GIVEN INSTRUCTION 1: In the nvidia and xorg thread, what does the "stable" in 12.0-STABLE refer to?
GIVEN INSTRUCTION 2: Copy the nvidia and xorg thread from "The only way" to "run without issues.".

PASSAGE GIVEN:
▶
How to set up nvidia and xorg

I thought there was more in the Handbook. Seems sparse at first glance or maybe I looked at the wrong chapter.


----------



## joplass (Jan 28, 2019)

Thank you kindly all for your replies.  

I tried the BSD way using nvidia-driver-340 but it seems I need to have kernel source file in /usr/src.  Looking around, sysinstall could have helped but no longer in service.  I then found another tool I can't remember the name of right now but that tool did not have "configuration" to lead me to kernel source files.  

Can someone please point me to another tool that lead to kernel source files?  I am using 12.0-STABLE.  

I hate to have to annoy you guys but I spent my Sunday afternoon trying to solve this issue.


----------



## Sevendogsbsd (Jan 28, 2019)

Never worked with STABLE before but looks like you can ftp the source down from here: Releases but that is (I think) for RELEASE and not STABLE, so you'll have to back up the dir tree until you find STABLE. You would need to untar the file at that point. Here is an article on this, but for an older release: Kernel Source Install

Not sure if you can use `bsdinstall` to do this, I have not tried.


----------



## SirDice (Jan 28, 2019)

joplass said:


> Can someone please point me to another tool that lead to kernel source files? I am using 12.0-STABLE.


The only way to get to any -STABLE version is by using the source. So you either already have them or you installed some sort of -SNAPSHOT version. 

As this is a new installation and you're not yet fluent in using FreeBSD I suggest you reinstall using 12.0-RELEASE and staying with a -RELEASE. Once you understand how things work and how each FreeBSD version relates to another you can try a -STABLE branch.

Handbook: 23.4. Tracking a Development Branch

The 'stable' in 12.0-STABLE (or 11-STABLE) refers to the stability of the API/ABI, not to its general fitness or its ability to run without issues.


----------



## joplass (Jan 28, 2019)

That's what I get for not reading.  I wrongly assumed that STABLE was the end product and RELEASE was a WIP.  

I will try Sevendogsbsd's suggestion.  If that does not work I will go with RELEASE.

Thanks.


----------



## Sevendogsbsd (Jan 28, 2019)

Personally, if this is your first venture into FreeBSD, I would take Sir Dice's suggestion and stick with RELEASE. Up to you...


----------



## joplass (Jan 28, 2019)

Sevendogsbsd said:


> Personally, if this is your first venture into FreeBSD, I would take Sir Dice's suggestion and stick with RELEASE. Up to you...


Will do!  Grrr I put so much work into the current installation. 

Thank you guys, lesson learned.


----------
◀
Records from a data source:
▶
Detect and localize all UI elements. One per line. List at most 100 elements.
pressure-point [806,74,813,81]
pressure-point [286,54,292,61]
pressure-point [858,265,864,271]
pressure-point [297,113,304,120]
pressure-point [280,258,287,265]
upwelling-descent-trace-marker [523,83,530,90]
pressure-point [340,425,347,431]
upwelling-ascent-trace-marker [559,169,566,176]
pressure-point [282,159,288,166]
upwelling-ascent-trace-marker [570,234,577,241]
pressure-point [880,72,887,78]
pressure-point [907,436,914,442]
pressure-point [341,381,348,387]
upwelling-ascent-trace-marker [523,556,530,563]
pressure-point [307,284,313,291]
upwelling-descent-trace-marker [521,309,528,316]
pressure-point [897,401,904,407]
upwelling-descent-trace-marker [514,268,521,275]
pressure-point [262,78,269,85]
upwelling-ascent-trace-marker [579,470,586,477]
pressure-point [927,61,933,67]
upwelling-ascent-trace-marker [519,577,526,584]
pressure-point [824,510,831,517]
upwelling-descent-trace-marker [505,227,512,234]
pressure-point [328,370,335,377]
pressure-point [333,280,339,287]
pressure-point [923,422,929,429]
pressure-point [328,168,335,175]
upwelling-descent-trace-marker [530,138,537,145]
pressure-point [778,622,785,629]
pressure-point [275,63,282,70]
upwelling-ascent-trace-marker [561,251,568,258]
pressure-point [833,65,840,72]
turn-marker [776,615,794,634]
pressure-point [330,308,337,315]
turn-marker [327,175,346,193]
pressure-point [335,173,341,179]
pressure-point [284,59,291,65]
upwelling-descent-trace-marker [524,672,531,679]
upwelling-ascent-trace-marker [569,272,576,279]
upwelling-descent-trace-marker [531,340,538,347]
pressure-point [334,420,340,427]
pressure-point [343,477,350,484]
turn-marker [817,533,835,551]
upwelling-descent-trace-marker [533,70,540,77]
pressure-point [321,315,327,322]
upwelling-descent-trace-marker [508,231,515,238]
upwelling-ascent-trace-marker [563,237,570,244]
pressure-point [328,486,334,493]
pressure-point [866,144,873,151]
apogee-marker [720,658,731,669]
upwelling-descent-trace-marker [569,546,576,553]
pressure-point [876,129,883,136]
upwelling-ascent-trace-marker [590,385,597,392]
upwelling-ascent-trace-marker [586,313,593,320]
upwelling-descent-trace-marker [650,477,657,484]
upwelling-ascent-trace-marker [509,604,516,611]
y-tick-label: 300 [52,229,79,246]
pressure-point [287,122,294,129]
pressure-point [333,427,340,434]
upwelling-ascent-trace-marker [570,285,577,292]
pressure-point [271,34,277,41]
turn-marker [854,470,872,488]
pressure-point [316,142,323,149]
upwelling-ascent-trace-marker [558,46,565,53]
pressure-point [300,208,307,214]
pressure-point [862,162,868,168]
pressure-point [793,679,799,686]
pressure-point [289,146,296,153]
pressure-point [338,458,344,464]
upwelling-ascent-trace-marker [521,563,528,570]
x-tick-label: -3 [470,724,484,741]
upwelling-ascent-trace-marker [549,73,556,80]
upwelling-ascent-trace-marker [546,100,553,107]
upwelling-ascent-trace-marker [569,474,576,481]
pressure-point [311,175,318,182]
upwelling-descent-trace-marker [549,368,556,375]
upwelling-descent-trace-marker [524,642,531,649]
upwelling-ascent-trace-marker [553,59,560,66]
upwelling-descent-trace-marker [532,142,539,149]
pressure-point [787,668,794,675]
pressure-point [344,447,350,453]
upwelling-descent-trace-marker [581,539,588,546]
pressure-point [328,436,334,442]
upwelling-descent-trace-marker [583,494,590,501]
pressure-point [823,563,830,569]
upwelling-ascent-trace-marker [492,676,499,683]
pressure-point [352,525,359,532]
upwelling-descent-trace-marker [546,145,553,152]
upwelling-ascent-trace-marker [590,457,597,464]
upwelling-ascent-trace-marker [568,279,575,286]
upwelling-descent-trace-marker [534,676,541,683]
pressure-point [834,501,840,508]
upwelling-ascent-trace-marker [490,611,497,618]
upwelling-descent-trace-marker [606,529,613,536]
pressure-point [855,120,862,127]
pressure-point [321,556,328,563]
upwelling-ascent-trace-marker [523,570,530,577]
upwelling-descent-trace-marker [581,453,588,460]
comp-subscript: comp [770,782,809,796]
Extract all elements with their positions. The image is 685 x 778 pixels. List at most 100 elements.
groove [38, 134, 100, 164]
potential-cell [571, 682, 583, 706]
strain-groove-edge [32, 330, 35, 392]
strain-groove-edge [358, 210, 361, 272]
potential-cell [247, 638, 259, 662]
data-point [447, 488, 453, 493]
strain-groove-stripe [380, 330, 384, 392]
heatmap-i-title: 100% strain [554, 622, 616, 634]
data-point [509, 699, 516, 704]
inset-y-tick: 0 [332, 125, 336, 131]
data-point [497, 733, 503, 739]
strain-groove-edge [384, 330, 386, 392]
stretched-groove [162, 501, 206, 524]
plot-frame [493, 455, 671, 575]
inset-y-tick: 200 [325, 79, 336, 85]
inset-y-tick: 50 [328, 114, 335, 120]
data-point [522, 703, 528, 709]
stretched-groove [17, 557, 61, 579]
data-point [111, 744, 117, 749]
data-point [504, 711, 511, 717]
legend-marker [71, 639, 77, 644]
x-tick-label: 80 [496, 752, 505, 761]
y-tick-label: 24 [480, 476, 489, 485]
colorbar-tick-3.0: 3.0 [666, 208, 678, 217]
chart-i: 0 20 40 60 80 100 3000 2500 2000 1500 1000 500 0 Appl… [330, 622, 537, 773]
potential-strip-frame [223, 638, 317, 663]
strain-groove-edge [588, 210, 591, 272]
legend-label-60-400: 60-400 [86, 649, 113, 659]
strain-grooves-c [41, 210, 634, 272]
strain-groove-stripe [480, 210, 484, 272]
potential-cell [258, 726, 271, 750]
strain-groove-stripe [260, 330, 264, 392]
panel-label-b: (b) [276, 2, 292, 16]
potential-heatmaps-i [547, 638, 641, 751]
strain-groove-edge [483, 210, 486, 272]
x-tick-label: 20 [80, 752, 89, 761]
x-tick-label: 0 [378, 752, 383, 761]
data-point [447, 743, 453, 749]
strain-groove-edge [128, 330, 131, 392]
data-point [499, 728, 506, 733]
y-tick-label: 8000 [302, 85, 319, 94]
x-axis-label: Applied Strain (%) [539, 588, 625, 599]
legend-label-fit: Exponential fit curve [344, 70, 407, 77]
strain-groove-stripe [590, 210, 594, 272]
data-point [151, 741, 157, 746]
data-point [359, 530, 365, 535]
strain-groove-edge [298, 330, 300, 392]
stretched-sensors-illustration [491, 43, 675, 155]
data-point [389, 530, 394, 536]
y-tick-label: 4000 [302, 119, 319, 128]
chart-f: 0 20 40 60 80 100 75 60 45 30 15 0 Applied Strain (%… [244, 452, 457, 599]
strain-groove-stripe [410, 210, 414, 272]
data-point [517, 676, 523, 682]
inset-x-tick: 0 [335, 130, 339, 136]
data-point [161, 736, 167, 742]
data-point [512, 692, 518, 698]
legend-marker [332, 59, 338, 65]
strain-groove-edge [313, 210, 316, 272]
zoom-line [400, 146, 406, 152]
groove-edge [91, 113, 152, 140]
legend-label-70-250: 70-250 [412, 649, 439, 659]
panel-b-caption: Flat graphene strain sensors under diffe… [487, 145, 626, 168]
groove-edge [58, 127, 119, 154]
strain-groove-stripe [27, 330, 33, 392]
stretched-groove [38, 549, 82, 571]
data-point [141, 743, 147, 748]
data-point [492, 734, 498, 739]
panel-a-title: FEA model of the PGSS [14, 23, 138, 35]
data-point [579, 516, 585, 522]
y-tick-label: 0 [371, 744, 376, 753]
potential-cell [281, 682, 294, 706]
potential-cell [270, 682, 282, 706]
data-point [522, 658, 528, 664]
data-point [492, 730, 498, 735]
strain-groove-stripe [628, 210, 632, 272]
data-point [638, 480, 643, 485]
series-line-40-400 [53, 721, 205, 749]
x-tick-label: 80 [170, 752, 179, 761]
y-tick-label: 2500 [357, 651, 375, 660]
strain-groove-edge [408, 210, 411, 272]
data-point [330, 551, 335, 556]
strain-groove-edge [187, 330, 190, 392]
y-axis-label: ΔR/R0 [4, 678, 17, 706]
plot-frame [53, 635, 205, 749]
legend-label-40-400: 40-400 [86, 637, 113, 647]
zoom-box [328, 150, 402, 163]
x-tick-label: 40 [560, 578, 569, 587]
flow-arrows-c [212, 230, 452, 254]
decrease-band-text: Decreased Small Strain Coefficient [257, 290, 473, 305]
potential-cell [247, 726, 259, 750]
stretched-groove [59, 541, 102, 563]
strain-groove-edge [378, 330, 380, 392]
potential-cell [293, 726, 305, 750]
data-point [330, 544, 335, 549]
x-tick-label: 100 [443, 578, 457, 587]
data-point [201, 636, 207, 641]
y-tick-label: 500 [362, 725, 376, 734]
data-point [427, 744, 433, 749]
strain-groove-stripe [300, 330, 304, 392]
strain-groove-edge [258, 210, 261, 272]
◀
FULL RESPONSE 1: The stability of the API/ABI.

FULL RESPONSE 2:
The only way to get to any -STABLE version is by using the source. So you either already have them or you installed some sort of -SNAPSHOT version. 

As this is a new installation and you're not yet fluent in using FreeBSD I suggest you reinstall using 12.0-RELEASE and staying with a -RELEASE. Once you understand how things work and how each FreeBSD version relates to another you can try a -STABLE branch.

Handbook: 23.4. Tracking a Development Branch

The 'stable' in 12.0-STABLE (or 11-STABLE) refers to the stability of the API/ABI, not to its general fitness or its ability to run without issues.